The data below must be copied in full and without any change.

* Extracted data:
--- Begin ---
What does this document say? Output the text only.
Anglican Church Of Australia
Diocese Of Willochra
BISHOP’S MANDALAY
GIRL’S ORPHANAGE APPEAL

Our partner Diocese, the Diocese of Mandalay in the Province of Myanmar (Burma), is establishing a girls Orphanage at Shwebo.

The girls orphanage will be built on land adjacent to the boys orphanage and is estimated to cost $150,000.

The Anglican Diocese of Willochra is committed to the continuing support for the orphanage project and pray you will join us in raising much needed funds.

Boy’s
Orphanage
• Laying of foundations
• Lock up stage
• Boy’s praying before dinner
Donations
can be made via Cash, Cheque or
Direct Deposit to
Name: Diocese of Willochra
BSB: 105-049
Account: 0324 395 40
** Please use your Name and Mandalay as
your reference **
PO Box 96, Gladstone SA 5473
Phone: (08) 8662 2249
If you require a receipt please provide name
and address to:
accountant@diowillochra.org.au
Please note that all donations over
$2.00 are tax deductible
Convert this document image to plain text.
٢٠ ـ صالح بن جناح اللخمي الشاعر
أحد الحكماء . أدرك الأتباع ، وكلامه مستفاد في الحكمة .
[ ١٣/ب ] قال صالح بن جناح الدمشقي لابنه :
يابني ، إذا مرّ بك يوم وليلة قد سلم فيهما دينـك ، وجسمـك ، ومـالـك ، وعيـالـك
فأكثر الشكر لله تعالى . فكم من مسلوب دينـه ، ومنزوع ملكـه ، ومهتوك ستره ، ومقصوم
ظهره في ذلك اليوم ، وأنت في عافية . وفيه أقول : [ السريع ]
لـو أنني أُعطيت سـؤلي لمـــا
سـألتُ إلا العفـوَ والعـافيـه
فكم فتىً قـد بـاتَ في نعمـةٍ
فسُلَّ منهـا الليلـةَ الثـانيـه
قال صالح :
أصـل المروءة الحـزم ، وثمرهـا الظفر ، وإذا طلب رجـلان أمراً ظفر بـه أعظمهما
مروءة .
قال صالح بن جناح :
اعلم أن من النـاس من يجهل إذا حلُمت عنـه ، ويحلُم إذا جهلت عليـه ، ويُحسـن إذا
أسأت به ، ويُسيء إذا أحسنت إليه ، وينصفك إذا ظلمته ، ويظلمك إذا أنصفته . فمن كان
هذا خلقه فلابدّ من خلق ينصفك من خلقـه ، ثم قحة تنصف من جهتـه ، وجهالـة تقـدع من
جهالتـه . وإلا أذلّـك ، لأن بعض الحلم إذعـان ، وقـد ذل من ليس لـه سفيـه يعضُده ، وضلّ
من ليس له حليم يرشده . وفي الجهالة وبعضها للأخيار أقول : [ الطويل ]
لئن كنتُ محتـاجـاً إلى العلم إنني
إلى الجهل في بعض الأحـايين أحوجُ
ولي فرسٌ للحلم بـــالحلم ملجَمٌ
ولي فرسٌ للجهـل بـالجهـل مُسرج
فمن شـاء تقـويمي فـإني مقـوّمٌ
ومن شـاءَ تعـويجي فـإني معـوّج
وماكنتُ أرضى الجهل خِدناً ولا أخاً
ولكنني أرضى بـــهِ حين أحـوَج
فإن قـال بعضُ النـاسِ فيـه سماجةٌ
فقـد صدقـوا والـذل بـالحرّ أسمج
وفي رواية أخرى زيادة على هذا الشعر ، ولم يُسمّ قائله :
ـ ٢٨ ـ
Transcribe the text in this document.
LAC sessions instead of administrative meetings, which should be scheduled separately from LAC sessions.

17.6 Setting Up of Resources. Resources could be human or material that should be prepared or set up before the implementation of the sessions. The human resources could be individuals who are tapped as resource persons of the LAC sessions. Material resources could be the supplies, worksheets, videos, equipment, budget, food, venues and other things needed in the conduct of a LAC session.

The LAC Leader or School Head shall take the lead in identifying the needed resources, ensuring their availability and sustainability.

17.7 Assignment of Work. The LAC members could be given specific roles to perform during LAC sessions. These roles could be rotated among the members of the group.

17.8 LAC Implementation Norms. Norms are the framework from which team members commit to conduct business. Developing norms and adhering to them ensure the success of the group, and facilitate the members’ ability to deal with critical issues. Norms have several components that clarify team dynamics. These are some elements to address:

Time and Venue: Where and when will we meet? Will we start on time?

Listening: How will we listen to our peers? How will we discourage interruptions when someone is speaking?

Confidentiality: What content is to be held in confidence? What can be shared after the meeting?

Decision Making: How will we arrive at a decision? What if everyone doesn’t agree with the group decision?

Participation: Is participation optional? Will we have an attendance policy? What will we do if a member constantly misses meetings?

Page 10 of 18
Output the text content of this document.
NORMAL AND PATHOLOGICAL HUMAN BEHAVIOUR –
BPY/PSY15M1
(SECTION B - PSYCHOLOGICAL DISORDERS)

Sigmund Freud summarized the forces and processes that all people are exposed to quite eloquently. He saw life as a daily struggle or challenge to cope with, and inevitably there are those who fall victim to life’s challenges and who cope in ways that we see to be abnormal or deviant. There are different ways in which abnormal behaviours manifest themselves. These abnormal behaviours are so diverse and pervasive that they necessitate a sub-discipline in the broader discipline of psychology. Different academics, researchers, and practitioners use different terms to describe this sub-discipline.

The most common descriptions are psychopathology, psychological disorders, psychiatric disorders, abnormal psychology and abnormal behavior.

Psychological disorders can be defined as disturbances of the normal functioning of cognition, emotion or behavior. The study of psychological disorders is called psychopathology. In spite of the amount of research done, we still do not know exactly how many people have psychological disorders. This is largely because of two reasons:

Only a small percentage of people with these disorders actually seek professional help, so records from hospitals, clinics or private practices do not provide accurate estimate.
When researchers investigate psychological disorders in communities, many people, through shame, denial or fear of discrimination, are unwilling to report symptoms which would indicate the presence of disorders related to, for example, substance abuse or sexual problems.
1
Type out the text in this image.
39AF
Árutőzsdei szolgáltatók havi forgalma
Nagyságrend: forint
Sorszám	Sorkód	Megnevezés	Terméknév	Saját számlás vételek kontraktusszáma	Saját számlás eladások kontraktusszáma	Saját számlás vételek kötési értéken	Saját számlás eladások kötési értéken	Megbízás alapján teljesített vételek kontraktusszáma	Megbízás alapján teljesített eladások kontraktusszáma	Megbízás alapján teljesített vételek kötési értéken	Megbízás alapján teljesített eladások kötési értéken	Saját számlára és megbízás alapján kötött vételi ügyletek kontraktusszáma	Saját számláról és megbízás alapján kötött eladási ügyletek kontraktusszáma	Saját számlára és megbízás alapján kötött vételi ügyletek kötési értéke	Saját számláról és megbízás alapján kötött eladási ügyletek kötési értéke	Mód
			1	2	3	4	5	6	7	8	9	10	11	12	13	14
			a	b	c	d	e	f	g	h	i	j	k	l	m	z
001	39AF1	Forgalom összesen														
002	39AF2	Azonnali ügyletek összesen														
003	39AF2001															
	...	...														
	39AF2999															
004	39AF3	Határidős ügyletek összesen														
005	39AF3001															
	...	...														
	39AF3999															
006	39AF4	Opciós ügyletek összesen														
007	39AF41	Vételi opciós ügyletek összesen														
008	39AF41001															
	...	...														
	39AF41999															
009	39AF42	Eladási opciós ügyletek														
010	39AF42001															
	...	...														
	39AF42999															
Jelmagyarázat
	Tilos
--- End ---
* Answer for the task:
What does this document say? Output the text only.
Anglican Church Of Australia
Diocese Of Willochra
BISHOP’S MANDALAY
GIRL’S ORPHANAGE APPEAL

Our partner Diocese, the Diocese of Mandalay in the Province of Myanmar (Burma), is establishing a girls Orphanage at Shwebo.

The girls orphanage will be built on land adjacent to the boys orphanage and is estimated to cost $150,000.

The Anglican Diocese of Willochra is committed to the continuing support for the orphanage project and pray you will join us in raising much needed funds.

Boy’s
Orphanage
• Laying of foundations
• Lock up stage
• Boy’s praying before dinner
Donations
can be made via Cash, Cheque or
Direct Deposit to
Name: Diocese of Willochra
BSB: 105-049
Account: 0324 395 40
** Please use your Name and Mandalay as
your reference **
PO Box 96, Gladstone SA 5473
Phone: (08) 8662 2249
If you require a receipt please provide name
and address to:
accountant@diowillochra.org.au
Please note that all donations over
$2.00 are tax deductible
Convert this document image to plain text.
٢٠ ـ صالح بن جناح اللخمي الشاعر
أحد الحكماء . أدرك الأتباع ، وكلامه مستفاد في الحكمة .
[ ١٣/ب ] قال صالح بن جناح الدمشقي لابنه :
يابني ، إذا مرّ بك يوم وليلة قد سلم فيهما دينـك ، وجسمـك ، ومـالـك ، وعيـالـك
فأكثر الشكر لله تعالى . فكم من مسلوب دينـه ، ومنزوع ملكـه ، ومهتوك ستره ، ومقصوم
ظهره في ذلك اليوم ، وأنت في عافية . وفيه أقول : [ السريع ]
لـو أنني أُعطيت سـؤلي لمـــا
سـألتُ إلا العفـوَ والعـافيـه
فكم فتىً قـد بـاتَ في نعمـةٍ
فسُلَّ منهـا الليلـةَ الثـانيـه
قال صالح :
أصـل المروءة الحـزم ، وثمرهـا الظفر ، وإذا طلب رجـلان أمراً ظفر بـه أعظمهما
مروءة .
قال صالح بن جناح :
اعلم أن من النـاس من يجهل إذا حلُمت عنـه ، ويحلُم إذا جهلت عليـه ، ويُحسـن إذا
أسأت به ، ويُسيء إذا أحسنت إليه ، وينصفك إذا ظلمته ، ويظلمك إذا أنصفته . فمن كان
هذا خلقه فلابدّ من خلق ينصفك من خلقـه ، ثم قحة تنصف من جهتـه ، وجهالـة تقـدع من
جهالتـه . وإلا أذلّـك ، لأن بعض الحلم إذعـان ، وقـد ذل من ليس لـه سفيـه يعضُده ، وضلّ
من ليس له حليم يرشده . وفي الجهالة وبعضها للأخيار أقول : [ الطويل ]
لئن كنتُ محتـاجـاً إلى العلم إنني
إلى الجهل في بعض الأحـايين أحوجُ
ولي فرسٌ للحلم بـــالحلم ملجَمٌ
ولي فرسٌ للجهـل بـالجهـل مُسرج
فمن شـاء تقـويمي فـإني مقـوّمٌ
ومن شـاءَ تعـويجي فـإني معـوّج
وماكنتُ أرضى الجهل خِدناً ولا أخاً
ولكنني أرضى بـــهِ حين أحـوَج
فإن قـال بعضُ النـاسِ فيـه سماجةٌ
فقـد صدقـوا والـذل بـالحرّ أسمج
وفي رواية أخرى زيادة على هذا الشعر ، ولم يُسمّ قائله :
ـ ٢٨ ـ
Transcribe the text in this document.
LAC sessions instead of administrative meetings, which should be scheduled separately from LAC sessions.

17.6 Setting Up of Resources. Resources could be human or material that should be prepared or set up before the implementation of the sessions. The human resources could be individuals who are tapped as resource persons of the LAC sessions. Material resources could be the supplies, worksheets, videos, equipment, budget, food, venues and other things needed in the conduct of a LAC session.

The LAC Leader or School Head shall take the lead in identifying the needed resources, ensuring their availability and sustainability.

17.7 Assignment of Work. The LAC members could be given specific roles to perform during LAC sessions. These roles could be rotated among the members of the group.

17.8 LAC Implementation Norms. Norms are the framework from which team members commit to conduct business. Developing norms and adhering to them ensure the success of the group, and facilitate the members’ ability to deal with critical issues. Norms have several components that clarify team dynamics. These are some elements to address:

Time and Venue: Where and when will we meet? Will we start on time?

Listening: How will we listen to our peers? How will we discourage interruptions when someone is speaking?

Confidentiality: What content is to be held in confidence? What can be shared after the meeting?

Decision Making: How will we arrive at a decision? What if everyone doesn’t agree with the group decision?

Participation: Is participation optional? Will we have an attendance policy? What will we do if a member constantly misses meetings?

Page 10 of 18
Output the text content of this document.
NORMAL AND PATHOLOGICAL HUMAN BEHAVIOUR –
BPY/PSY15M1
(SECTION B - PSYCHOLOGICAL DISORDERS)

Sigmund Freud summarized the forces and processes that all people are exposed to quite eloquently. He saw life as a daily struggle or challenge to cope with, and inevitably there are those who fall victim to life’s challenges and who cope in ways that we see to be abnormal or deviant. There are different ways in which abnormal behaviours manifest themselves. These abnormal behaviours are so diverse and pervasive that they necessitate a sub-discipline in the broader discipline of psychology. Different academics, researchers, and practitioners use different terms to describe this sub-discipline.

The most common descriptions are psychopathology, psychological disorders, psychiatric disorders, abnormal psychology and abnormal behavior.

Psychological disorders can be defined as disturbances of the normal functioning of cognition, emotion or behavior. The study of psychological disorders is called psychopathology. In spite of the amount of research done, we still do not know exactly how many people have psychological disorders. This is largely because of two reasons:

Only a small percentage of people with these disorders actually seek professional help, so records from hospitals, clinics or private practices do not provide accurate estimate.
When researchers investigate psychological disorders in communities, many people, through shame, denial or fear of discrimination, are unwilling to report symptoms which would indicate the presence of disorders related to, for example, substance abuse or sexual problems.
1
Type out the text in this image.
39AF
Árutőzsdei szolgáltatók havi forgalma
Nagyságrend: forint
Sorszám	Sorkód	Megnevezés	Terméknév	Saját számlás vételek kontraktusszáma	Saját számlás eladások kontraktusszáma	Saját számlás vételek kötési értéken	Saját számlás eladások kötési értéken	Megbízás alapján teljesített vételek kontraktusszáma	Megbízás alapján teljesített eladások kontraktusszáma	Megbízás alapján teljesített vételek kötési értéken	Megbízás alapján teljesített eladások kötési értéken	Saját számlára és megbízás alapján kötött vételi ügyletek kontraktusszáma	Saját számláról és megbízás alapján kötött eladási ügyletek kontraktusszáma	Saját számlára és megbízás alapján kötött vételi ügyletek kötési értéke	Saját számláról és megbízás alapján kötött eladási ügyletek kötési értéke	Mód
			1	2	3	4	5	6	7	8	9	10	11	12	13	14
			a	b	c	d	e	f	g	h	i	j	k	l	m	z
001	39AF1	Forgalom összesen														
002	39AF2	Azonnali ügyletek összesen														
003	39AF2001															
	...	...														
	39AF2999															
004	39AF3	Határidős ügyletek összesen														
005	39AF3001															
	...	...														
	39AF3999															
006	39AF4	Opciós ügyletek összesen														
007	39AF41	Vételi opciós ügyletek összesen														
008	39AF41001															
	...	...														
	39AF41999															
009	39AF42	Eladási opciós ügyletek														
010	39AF42001															
	...	...														
	39AF42999															
Jelmagyarázat
	Tilos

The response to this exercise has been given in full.